- _WHAT THE TASK ASKS_
Reproduce all of the data that follows, character for character.

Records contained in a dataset
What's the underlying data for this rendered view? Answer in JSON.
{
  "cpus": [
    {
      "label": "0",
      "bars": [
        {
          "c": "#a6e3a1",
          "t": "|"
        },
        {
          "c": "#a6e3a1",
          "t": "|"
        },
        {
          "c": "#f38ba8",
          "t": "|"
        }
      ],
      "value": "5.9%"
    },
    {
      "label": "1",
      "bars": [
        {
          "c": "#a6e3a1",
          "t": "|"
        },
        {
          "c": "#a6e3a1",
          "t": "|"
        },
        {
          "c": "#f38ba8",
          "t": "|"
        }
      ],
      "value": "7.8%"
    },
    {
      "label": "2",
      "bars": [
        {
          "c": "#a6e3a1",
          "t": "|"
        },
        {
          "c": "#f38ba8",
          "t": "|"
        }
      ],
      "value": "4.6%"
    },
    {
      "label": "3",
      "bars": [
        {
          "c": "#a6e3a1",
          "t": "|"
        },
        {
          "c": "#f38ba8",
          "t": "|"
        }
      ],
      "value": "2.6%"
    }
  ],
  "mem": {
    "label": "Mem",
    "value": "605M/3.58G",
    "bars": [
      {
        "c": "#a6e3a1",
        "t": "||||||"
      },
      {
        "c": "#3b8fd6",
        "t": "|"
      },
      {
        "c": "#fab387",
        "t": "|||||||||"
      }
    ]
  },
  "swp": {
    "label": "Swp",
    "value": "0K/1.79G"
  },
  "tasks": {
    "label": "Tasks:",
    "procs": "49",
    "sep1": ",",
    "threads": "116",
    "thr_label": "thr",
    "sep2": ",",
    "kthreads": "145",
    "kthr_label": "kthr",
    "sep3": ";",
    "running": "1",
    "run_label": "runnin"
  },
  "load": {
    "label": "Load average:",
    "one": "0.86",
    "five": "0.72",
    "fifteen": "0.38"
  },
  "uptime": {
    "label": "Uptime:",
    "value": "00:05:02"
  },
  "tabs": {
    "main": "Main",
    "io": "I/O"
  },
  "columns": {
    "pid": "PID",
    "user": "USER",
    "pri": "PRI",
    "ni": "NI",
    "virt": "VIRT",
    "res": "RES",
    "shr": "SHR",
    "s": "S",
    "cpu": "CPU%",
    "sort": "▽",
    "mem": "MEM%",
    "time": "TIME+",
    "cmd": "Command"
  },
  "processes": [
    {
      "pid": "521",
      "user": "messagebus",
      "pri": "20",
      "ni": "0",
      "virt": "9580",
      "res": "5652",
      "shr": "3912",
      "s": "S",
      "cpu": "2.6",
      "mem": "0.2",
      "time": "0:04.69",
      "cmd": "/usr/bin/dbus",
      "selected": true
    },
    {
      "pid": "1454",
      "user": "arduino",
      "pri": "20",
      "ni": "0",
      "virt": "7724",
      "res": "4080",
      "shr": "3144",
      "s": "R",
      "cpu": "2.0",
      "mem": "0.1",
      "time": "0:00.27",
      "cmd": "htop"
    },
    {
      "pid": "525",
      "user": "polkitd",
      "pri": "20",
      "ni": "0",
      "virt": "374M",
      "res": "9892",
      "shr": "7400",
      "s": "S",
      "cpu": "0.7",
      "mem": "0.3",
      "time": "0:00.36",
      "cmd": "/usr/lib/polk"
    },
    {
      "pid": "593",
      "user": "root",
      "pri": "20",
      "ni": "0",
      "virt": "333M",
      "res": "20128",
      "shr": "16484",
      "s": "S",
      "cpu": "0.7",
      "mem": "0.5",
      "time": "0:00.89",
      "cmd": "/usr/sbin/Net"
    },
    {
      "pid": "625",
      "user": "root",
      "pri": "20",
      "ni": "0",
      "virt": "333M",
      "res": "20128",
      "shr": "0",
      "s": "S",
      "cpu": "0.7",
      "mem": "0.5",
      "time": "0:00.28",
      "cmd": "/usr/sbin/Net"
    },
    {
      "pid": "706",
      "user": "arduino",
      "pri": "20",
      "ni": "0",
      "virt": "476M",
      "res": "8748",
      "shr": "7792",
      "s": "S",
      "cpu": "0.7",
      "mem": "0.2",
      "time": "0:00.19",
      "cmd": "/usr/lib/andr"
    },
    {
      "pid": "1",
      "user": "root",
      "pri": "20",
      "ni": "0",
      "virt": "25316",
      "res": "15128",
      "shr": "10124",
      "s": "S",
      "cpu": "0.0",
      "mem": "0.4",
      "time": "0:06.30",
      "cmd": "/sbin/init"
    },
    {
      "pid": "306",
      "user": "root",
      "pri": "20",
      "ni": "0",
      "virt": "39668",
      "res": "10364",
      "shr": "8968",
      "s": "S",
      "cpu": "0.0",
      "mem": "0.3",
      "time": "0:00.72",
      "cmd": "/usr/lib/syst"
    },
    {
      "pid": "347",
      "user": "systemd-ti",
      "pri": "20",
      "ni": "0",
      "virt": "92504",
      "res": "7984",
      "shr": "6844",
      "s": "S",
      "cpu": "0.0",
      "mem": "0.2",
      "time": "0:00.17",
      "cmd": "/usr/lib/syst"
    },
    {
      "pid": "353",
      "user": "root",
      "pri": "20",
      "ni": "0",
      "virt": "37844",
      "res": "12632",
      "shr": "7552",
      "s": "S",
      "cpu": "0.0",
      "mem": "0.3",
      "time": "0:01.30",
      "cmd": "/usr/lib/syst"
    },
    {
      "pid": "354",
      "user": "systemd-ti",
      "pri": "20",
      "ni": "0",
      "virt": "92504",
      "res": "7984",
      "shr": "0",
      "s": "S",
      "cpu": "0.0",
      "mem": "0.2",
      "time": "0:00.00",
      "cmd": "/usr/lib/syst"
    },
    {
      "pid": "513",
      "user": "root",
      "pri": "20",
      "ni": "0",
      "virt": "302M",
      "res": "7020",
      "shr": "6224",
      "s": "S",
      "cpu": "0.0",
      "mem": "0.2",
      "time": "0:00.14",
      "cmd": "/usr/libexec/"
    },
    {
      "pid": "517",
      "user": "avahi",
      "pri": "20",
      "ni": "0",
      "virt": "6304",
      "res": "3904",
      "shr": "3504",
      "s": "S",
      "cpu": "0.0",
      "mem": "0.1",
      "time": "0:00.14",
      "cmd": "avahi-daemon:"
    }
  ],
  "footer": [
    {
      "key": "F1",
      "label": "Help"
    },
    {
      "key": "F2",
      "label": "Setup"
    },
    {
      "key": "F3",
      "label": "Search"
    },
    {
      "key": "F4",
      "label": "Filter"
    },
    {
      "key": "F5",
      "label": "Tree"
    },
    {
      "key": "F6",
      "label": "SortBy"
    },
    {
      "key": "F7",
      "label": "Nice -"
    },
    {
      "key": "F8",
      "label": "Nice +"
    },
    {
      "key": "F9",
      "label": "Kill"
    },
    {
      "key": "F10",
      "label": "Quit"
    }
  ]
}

- _TASK SOLUTION_
What's the underlying data for this rendered view? Answer in JSON.
{
  "cpus": [
    {
      "label": "0",
      "bars": [
        {
          "c": "#a6e3a1",
          "t": "|"
        },
        {
          "c": "#a6e3a1",
          "t": "|"
        },
        {
          "c": "#f38ba8",
          "t": "|"
        }
      ],
      "value": "5.9%"
    },
    {
      "label": "1",
      "bars": [
        {
          "c": "#a6e3a1",
          "t": "|"
        },
        {
          "c": "#a6e3a1",
          "t": "|"
        },
        {
          "c": "#f38ba8",
          "t": "|"
        }
      ],
      "value": "7.8%"
    },
    {
      "label": "2",
      "bars": [
        {
          "c": "#a6e3a1",
          "t": "|"
        },
        {
          "c": "#f38ba8",
          "t": "|"
        }
      ],
      "value": "4.6%"
    },
    {
      "label": "3",
      "bars": [
        {
          "c": "#a6e3a1",
          "t": "|"
        },
        {
          "c": "#f38ba8",
          "t": "|"
        }
      ],
      "value": "2.6%"
    }
  ],
  "mem": {
    "label": "Mem",
    "value": "605M/3.58G",
    "bars": [
      {
        "c": "#a6e3a1",
        "t": "||||||"
      },
      {
        "c": "#3b8fd6",
        "t": "|"
      },
      {
        "c": "#fab387",
        "t": "|||||||||"
      }
    ]
  },
  "swp": {
    "label": "Swp",
    "value": "0K/1.79G"
  },
  "tasks": {
    "label": "Tasks:",
    "procs": "49",
    "sep1": ",",
    "threads": "116",
    "thr_label": "thr",
    "sep2": ",",
    "kthreads": "145",
    "kthr_label": "kthr",
    "sep3": ";",
    "running": "1",
    "run_label": "runnin"
  },
  "load": {
    "label": "Load average:",
    "one": "0.86",
    "five": "0.72",
    "fifteen": "0.38"
  },
  "uptime": {
    "label": "Uptime:",
    "value": "00:05:02"
  },
  "tabs": {
    "main": "Main",
    "io": "I/O"
  },
  "columns": {
    "pid": "PID",
    "user": "USER",
    "pri": "PRI",
    "ni": "NI",
    "virt": "VIRT",
    "res": "RES",
    "shr": "SHR",
    "s": "S",
    "cpu": "CPU%",
    "sort": "▽",
    "mem": "MEM%",
    "time": "TIME+",
    "cmd": "Command"
  },
  "processes": [
    {
      "pid": "521",
      "user": "messagebus",
      "pri": "20",
      "ni": "0",
      "virt": "9580",
      "res": "5652",
      "shr": "3912",
      "s": "S",
      "cpu": "2.6",
      "mem": "0.2",
      "time": "0:04.69",
      "cmd": "/usr/bin/dbus",
      "selected": true
    },
    {
      "pid": "1454",
      "user": "arduino",
      "pri": "20",
      "ni": "0",
      "virt": "7724",
      "res": "4080",
      "shr": "3144",
      "s": "R",
      "cpu": "2.0",
      "mem": "0.1",
      "time": "0:00.27",
      "cmd": "htop"
    },
    {
      "pid": "525",
      "user": "polkitd",
      "pri": "20",
      "ni": "0",
      "virt": "374M",
      "res": "9892",
      "shr": "7400",
      "s": "S",
      "cpu": "0.7",
      "mem": "0.3",
      "time": "0:00.36",
      "cmd": "/usr/lib/polk"
    },
    {
      "pid": "593",
      "user": "root",
      "pri": "20",
      "ni": "0",
      "virt": "333M",
      "res": "20128",
      "shr": "16484",
      "s": "S",
      "cpu": "0.7",
      "mem": "0.5",
      "time": "0:00.89",
      "cmd": "/usr/sbin/Net"
    },
    {
      "pid": "625",
      "user": "root",
      "pri": "20",
      "ni": "0",
      "virt": "333M",
      "res": "20128",
      "shr": "0",
      "s": "S",
      "cpu": "0.7",
      "mem": "0.5",
      "time": "0:00.28",
      "cmd": "/usr/sbin/Net"
    },
    {
      "pid": "706",
      "user": "arduino",
      "pri": "20",
      "ni": "0",
      "virt": "476M",
      "res": "8748",
      "shr": "7792",
      "s": "S",
      "cpu": "0.7",
      "mem": "0.2",
      "time": "0:00.19",
      "cmd": "/usr/lib/andr"
    },
    {
      "pid": "1",
      "user": "root",
      "pri": "20",
      "ni": "0",
      "virt": "25316",
      "res": "15128",
      "shr": "10124",
      "s": "S",
      "cpu": "0.0",
      "mem": "0.4",
      "time": "0:06.30",
      "cmd": "/sbin/init"
    },
    {
      "pid": "306",
      "user": "root",
      "pri": "20",
      "ni": "0",
      "virt": "39668",
      "res": "10364",
      "shr": "8968",
      "s": "S",
      "cpu": "0.0",
      "mem": "0.3",
      "time": "0:00.72",
      "cmd": "/usr/lib/syst"
    },
    {
      "pid": "347",
      "user": "systemd-ti",
      "pri": "20",
      "ni": "0",
      "virt": "92504",
      "res": "7984",
      "shr": "6844",
      "s": "S",
      "cpu": "0.0",
      "mem": "0.2",
      "time": "0:00.17",
      "cmd": "/usr/lib/syst"
    },
    {
      "pid": "353",
      "user": "root",
      "pri": "20",
      "ni": "0",
      "virt": "37844",
      "res": "12632",
      "shr": "7552",
      "s": "S",
      "cpu": "0.0",
      "mem": "0.3",
      "time": "0:01.30",
      "cmd": "/usr/lib/syst"
    },
    {
      "pid": "354",
      "user": "systemd-ti",
      "pri": "20",
      "ni": "0",
      "virt": "92504",
      "res": "7984",
      "shr": "0",
      "s": "S",
      "cpu": "0.0",
      "mem": "0.2",
      "time": "0:00.00",
      "cmd": "/usr/lib/syst"
    },
    {
      "pid": "513",
      "user": "root",
      "pri": "20",
      "ni": "0",
      "virt": "302M",
      "res": "7020",
      "shr": "6224",
      "s": "S",
      "cpu": "0.0",
      "mem": "0.2",
      "time": "0:00.14",
      "cmd": "/usr/libexec/"
    },
    {
      "pid": "517",
      "user": "avahi",
      "pri": "20",
      "ni": "0",
      "virt": "6304",
      "res": "3904",
      "shr": "3504",
      "s": "S",
      "cpu": "0.0",
      "mem": "0.1",
      "time": "0:00.14",
      "cmd": "avahi-daemon:"
    }
  ],
  "footer": [
    {
      "key": "F1",
      "label": "Help"
    },
    {
      "key": "F2",
      "label": "Setup"
    },
    {
      "key": "F3",
      "label": "Search"
    },
    {
      "key": "F4",
      "label": "Filter"
    },
    {
      "key": "F5",
      "label": "Tree"
    },
    {
      "key": "F6",
      "label": "SortBy"
    },
    {
      "key": "F7",
      "label": "Nice -"
    },
    {
      "key": "F8",
      "label": "Nice +"
    },
    {
      "key": "F9",
      "label": "Kill"
    },
    {
      "key": "F10",
      "label": "Quit"
    }
  ]
}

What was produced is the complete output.